Records for this task
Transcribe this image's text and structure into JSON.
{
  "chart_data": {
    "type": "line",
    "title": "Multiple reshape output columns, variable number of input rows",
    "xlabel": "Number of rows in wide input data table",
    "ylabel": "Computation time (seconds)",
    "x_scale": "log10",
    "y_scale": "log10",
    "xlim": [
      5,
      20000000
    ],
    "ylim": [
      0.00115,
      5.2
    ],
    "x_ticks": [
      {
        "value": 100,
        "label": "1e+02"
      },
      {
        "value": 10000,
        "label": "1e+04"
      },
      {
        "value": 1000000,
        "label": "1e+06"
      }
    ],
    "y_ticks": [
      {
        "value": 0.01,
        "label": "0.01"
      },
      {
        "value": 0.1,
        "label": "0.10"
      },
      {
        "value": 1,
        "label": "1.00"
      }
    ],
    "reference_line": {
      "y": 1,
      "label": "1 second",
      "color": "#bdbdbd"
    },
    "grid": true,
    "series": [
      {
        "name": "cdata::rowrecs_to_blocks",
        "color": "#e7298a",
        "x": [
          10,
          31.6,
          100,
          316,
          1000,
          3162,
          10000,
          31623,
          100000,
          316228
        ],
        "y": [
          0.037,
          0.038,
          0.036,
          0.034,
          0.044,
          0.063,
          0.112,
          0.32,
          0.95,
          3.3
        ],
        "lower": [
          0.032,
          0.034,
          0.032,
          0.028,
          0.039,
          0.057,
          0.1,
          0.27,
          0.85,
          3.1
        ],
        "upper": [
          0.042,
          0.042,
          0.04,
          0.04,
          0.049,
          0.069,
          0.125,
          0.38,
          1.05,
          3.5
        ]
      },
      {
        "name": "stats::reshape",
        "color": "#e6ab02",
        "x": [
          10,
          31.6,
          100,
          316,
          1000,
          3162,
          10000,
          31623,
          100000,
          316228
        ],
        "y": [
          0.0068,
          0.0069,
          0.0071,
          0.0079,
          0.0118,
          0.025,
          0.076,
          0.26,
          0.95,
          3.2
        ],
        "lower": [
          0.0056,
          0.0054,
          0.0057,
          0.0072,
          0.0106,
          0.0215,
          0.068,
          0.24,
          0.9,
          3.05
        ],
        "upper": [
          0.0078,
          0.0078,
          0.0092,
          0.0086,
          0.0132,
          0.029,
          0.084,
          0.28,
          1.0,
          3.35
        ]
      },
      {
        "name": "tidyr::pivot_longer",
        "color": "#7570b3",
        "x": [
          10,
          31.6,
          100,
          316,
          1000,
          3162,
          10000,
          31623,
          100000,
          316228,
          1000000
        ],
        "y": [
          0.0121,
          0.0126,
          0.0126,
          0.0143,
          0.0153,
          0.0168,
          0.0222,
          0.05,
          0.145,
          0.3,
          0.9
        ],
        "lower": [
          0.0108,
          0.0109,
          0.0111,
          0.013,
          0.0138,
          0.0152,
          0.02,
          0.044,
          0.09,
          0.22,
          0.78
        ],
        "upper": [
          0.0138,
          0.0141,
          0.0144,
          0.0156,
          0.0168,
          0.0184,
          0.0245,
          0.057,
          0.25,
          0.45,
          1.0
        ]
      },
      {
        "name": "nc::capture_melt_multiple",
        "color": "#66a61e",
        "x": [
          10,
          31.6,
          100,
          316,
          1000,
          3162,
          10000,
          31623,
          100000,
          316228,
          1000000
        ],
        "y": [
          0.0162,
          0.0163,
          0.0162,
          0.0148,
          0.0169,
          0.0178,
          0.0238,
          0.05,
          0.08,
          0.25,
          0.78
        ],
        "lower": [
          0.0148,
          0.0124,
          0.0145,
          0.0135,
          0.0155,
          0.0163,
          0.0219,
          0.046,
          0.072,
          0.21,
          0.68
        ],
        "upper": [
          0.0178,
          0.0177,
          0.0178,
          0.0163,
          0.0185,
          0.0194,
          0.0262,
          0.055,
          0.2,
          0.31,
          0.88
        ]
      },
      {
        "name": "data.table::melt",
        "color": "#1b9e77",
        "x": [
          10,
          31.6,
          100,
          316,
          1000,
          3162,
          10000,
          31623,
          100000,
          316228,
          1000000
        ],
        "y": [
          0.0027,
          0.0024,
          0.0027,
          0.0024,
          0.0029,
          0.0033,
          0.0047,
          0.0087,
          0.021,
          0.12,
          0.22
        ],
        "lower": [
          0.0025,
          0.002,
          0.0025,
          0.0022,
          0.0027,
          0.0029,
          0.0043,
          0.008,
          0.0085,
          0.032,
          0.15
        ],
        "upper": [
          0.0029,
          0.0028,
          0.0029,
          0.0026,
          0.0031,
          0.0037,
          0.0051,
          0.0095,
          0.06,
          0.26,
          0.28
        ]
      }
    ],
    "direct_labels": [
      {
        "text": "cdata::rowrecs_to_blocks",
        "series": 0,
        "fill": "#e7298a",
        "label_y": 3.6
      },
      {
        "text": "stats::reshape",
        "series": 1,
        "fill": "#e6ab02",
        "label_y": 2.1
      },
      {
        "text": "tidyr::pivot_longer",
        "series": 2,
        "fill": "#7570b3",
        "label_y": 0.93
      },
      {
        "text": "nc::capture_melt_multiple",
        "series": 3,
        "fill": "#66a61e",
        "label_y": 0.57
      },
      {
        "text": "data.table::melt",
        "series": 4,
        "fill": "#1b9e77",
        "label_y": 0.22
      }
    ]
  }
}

Directions
In the entries above, identify every line with the string "reshape".

Solution to the problem
    "title": "Multiple reshape output columns, variable number of input rows",
        "name": "stats::reshape",
        "text": "stats::reshape",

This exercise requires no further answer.